**Problem details:** Produce a verbatim copy of the entries listed below.
--- START OF Data extract ---
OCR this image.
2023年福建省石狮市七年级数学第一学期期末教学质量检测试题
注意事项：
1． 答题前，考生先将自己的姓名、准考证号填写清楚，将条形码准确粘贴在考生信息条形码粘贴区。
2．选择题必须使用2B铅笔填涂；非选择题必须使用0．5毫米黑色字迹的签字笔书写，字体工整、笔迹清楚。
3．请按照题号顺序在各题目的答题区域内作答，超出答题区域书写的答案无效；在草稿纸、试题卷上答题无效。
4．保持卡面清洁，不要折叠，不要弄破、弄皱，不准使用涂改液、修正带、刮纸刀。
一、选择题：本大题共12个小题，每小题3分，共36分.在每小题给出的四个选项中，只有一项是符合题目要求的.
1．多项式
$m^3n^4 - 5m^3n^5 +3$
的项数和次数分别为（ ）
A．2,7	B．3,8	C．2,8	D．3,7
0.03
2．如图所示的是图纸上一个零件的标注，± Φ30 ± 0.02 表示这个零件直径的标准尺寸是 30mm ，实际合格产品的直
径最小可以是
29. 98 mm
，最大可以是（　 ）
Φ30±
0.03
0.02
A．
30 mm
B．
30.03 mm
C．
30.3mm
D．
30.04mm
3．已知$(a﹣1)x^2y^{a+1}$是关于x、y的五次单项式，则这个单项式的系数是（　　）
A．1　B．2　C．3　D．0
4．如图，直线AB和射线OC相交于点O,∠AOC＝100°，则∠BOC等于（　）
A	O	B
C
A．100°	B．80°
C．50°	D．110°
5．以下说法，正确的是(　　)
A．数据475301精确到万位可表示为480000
--- END OF Data extract ---
**Exercise result:**
OCR this image.
2023年福建省石狮市七年级数学第一学期期末教学质量检测试题
注意事项：
1． 答题前，考生先将自己的姓名、准考证号填写清楚，将条形码准确粘贴在考生信息条形码粘贴区。
2．选择题必须使用2B铅笔填涂；非选择题必须使用0．5毫米黑色字迹的签字笔书写，字体工整、笔迹清楚。
3．请按照题号顺序在各题目的答题区域内作答，超出答题区域书写的答案无效；在草稿纸、试题卷上答题无效。
4．保持卡面清洁，不要折叠，不要弄破、弄皱，不准使用涂改液、修正带、刮纸刀。
一、选择题：本大题共12个小题，每小题3分，共36分.在每小题给出的四个选项中，只有一项是符合题目要求的.
1．多项式
$m^3n^4 - 5m^3n^5 +3$
的项数和次数分别为（ ）
A．2,7	B．3,8	C．2,8	D．3,7
0.03
2．如图所示的是图纸上一个零件的标注，± Φ30 ± 0.02 表示这个零件直径的标准尺寸是 30mm ，实际合格产品的直
径最小可以是
29. 98 mm
，最大可以是（　 ）
Φ30±
0.03
0.02
A．
30 mm
B．
30.03 mm
C．
30.3mm
D．
30.04mm
3．已知$(a﹣1)x^2y^{a+1}$是关于x、y的五次单项式，则这个单项式的系数是（　　）
A．1　B．2　C．3　D．0
4．如图，直线AB和射线OC相交于点O,∠AOC＝100°，则∠BOC等于（　）
A	O	B
C
A．100°	B．80°
C．50°	D．110°
5．以下说法，正确的是(　　)
A．数据475301精确到万位可表示为480000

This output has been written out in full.